# [BRIEF]
Search the listing below for the word "banklardan" and copy each line that holds it.

---------- EXCERPTED RECORDS

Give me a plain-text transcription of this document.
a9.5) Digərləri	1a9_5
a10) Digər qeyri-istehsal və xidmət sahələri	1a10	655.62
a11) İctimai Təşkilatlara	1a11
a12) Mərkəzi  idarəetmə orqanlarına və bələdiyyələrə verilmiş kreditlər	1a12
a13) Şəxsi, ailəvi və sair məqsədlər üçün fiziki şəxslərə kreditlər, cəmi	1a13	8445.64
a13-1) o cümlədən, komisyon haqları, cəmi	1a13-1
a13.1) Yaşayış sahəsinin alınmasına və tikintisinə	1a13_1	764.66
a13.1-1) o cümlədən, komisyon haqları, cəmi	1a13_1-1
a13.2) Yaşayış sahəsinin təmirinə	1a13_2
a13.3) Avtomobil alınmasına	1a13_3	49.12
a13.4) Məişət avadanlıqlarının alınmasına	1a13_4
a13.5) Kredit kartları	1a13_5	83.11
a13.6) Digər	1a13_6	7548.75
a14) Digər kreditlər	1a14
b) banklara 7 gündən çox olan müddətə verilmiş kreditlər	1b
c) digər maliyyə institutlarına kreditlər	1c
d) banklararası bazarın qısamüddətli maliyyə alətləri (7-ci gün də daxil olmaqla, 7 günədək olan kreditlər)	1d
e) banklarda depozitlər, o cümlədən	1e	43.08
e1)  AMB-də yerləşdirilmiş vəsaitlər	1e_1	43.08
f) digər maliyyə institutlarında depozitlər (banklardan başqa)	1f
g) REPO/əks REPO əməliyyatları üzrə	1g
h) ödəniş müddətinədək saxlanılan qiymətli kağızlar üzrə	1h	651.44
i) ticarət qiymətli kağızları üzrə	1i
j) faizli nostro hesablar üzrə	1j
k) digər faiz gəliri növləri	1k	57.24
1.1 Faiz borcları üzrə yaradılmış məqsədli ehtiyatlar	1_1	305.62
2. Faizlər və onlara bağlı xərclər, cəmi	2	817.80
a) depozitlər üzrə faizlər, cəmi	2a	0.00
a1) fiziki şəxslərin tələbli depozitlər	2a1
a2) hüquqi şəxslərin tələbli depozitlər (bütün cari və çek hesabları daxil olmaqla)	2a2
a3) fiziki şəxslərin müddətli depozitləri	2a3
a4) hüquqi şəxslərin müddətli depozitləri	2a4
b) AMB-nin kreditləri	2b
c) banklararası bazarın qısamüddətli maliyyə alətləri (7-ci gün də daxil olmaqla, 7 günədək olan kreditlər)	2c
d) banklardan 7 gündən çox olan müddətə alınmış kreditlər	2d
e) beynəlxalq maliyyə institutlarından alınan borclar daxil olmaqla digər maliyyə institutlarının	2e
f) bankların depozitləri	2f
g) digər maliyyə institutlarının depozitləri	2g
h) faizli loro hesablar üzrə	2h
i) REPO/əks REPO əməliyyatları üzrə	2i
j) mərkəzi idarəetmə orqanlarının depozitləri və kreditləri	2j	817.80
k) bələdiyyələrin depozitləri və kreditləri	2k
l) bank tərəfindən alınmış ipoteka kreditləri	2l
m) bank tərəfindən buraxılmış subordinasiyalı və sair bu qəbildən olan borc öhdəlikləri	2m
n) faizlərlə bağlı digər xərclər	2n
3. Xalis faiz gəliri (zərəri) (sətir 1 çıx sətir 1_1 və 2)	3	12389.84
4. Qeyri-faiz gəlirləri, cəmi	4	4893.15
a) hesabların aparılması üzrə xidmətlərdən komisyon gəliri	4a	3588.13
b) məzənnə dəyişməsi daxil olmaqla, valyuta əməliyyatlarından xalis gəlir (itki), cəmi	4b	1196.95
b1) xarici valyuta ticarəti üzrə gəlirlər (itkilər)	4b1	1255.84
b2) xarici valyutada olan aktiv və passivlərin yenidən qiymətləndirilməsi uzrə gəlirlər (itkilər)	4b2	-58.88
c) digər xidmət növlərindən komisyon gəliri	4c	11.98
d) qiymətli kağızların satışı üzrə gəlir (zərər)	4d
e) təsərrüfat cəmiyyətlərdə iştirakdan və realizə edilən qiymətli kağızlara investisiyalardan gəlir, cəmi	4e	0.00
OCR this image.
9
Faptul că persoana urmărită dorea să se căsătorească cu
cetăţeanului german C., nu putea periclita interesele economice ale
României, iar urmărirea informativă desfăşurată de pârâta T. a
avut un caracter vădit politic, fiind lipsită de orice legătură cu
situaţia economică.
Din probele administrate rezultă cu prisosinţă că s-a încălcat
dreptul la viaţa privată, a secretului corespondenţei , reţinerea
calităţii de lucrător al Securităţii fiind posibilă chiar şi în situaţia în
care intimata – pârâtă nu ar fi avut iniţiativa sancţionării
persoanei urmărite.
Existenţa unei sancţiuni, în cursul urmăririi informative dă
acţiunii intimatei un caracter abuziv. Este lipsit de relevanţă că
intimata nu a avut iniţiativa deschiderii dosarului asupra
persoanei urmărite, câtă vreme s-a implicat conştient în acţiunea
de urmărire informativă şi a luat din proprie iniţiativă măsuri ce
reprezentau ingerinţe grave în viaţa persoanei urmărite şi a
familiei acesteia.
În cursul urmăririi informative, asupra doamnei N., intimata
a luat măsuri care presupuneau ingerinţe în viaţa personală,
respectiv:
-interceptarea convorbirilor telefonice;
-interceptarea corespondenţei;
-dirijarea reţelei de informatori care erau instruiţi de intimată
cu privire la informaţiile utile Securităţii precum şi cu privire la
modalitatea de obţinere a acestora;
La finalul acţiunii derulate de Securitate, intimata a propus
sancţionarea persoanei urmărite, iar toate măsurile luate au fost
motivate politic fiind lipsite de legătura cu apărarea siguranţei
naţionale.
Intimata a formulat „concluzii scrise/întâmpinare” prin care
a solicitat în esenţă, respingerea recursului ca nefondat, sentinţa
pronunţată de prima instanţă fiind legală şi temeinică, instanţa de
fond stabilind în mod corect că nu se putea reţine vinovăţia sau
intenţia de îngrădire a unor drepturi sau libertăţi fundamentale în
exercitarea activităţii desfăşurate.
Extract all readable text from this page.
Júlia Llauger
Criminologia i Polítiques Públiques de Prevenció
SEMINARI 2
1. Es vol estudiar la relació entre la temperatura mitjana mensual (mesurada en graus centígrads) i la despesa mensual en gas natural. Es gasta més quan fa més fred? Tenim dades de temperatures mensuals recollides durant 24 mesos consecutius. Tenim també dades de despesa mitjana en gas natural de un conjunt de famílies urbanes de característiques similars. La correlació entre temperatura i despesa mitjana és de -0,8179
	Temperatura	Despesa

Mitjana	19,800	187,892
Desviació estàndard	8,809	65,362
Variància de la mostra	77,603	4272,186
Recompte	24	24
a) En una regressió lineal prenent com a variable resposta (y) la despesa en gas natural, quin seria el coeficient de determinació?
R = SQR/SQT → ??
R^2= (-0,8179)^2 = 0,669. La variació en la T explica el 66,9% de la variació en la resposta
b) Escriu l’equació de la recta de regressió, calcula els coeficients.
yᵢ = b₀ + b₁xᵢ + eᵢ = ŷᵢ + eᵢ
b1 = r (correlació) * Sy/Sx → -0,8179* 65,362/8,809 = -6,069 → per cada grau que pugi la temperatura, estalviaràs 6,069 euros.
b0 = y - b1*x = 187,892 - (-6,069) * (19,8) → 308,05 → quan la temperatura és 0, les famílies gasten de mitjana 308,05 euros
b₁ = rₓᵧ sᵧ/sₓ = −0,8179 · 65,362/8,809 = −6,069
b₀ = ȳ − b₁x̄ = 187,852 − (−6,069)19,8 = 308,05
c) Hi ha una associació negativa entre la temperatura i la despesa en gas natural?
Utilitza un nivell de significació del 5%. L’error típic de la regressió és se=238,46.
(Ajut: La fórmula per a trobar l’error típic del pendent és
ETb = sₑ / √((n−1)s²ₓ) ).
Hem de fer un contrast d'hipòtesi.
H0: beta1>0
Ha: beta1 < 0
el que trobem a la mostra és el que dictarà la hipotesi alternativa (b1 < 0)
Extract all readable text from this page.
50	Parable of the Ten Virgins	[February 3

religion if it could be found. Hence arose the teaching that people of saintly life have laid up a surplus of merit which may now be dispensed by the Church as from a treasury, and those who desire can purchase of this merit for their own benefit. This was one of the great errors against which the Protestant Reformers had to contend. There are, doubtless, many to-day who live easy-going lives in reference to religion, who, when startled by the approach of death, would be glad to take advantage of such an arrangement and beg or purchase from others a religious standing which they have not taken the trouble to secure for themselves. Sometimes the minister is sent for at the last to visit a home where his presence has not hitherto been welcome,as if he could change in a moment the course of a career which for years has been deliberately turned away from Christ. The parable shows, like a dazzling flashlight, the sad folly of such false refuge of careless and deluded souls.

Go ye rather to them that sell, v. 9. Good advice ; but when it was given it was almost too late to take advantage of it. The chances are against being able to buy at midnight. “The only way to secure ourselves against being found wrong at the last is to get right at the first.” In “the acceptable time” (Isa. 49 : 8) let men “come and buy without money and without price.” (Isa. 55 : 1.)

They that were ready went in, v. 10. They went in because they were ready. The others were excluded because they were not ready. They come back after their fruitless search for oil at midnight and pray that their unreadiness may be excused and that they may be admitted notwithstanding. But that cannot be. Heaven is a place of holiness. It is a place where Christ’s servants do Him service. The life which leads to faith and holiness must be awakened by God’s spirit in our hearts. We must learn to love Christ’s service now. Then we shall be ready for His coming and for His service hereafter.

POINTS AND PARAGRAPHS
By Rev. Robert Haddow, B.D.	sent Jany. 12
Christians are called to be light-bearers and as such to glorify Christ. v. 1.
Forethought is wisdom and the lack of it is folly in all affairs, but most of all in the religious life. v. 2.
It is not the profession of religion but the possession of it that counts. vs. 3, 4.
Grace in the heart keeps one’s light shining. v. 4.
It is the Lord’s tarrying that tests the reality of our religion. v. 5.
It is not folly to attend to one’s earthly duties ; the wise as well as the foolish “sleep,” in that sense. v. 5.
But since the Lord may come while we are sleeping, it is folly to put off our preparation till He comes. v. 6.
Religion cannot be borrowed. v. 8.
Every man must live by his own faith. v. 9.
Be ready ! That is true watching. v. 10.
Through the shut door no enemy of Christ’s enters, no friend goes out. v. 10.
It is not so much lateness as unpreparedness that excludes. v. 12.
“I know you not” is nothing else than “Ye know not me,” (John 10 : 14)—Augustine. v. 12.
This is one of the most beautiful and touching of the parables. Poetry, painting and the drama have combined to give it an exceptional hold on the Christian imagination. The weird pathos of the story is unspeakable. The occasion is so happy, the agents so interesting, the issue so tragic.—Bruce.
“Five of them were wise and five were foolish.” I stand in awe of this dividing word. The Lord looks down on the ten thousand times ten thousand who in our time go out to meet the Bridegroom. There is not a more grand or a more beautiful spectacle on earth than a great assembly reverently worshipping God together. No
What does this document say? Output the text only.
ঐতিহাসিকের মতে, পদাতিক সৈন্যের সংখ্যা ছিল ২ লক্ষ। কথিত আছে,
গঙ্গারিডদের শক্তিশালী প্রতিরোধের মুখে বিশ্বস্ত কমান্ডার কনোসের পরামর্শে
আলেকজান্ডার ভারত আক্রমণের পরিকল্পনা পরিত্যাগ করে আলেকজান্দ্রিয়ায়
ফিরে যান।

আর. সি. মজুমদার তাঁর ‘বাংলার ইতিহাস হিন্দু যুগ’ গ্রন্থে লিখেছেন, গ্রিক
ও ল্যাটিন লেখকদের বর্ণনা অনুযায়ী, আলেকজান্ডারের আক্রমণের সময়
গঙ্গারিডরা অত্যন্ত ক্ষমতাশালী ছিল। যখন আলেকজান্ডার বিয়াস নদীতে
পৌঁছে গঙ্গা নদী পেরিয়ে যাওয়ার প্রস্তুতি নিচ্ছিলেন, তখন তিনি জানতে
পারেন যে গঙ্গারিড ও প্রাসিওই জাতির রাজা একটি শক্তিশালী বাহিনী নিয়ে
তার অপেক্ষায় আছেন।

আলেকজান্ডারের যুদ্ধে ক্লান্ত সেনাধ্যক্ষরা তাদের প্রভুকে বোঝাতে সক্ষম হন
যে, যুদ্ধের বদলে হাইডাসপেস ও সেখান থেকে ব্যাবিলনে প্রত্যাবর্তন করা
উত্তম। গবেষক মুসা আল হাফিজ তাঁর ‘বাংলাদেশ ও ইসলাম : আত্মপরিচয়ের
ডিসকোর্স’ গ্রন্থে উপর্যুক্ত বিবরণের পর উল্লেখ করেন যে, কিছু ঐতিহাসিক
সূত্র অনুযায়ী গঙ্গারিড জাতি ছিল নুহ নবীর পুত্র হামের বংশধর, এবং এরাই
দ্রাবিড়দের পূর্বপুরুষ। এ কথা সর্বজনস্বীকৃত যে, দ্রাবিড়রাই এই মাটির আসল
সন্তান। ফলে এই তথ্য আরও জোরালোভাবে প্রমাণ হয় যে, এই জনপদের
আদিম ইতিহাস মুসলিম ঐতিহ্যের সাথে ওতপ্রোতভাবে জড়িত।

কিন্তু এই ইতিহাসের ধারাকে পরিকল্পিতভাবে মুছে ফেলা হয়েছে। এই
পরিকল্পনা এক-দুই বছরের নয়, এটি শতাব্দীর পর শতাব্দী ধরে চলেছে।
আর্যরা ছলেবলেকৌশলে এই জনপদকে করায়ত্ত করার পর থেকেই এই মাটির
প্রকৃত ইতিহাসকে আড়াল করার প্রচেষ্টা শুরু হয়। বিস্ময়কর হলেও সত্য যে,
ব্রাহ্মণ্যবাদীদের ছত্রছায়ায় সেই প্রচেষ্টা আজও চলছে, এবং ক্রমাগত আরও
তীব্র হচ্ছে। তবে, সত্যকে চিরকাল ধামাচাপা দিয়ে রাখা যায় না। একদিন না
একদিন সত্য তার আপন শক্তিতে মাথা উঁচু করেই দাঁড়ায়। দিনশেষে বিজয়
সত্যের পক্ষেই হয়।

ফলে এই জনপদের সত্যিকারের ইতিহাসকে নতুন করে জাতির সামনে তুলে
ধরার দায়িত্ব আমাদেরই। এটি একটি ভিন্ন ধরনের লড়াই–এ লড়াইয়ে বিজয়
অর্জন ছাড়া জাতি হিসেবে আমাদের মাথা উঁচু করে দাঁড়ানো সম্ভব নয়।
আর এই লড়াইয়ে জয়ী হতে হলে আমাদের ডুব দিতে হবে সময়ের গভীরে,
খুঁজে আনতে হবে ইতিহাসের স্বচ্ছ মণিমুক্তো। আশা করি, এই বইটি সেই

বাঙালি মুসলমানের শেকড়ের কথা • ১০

--------------------

# [FULL OUTPUT]
f) digər maliyyə institutlarında depozitlər (banklardan başqa)	1f
d) banklardan 7 gündən çox olan müddətə alınmış kreditlər	2d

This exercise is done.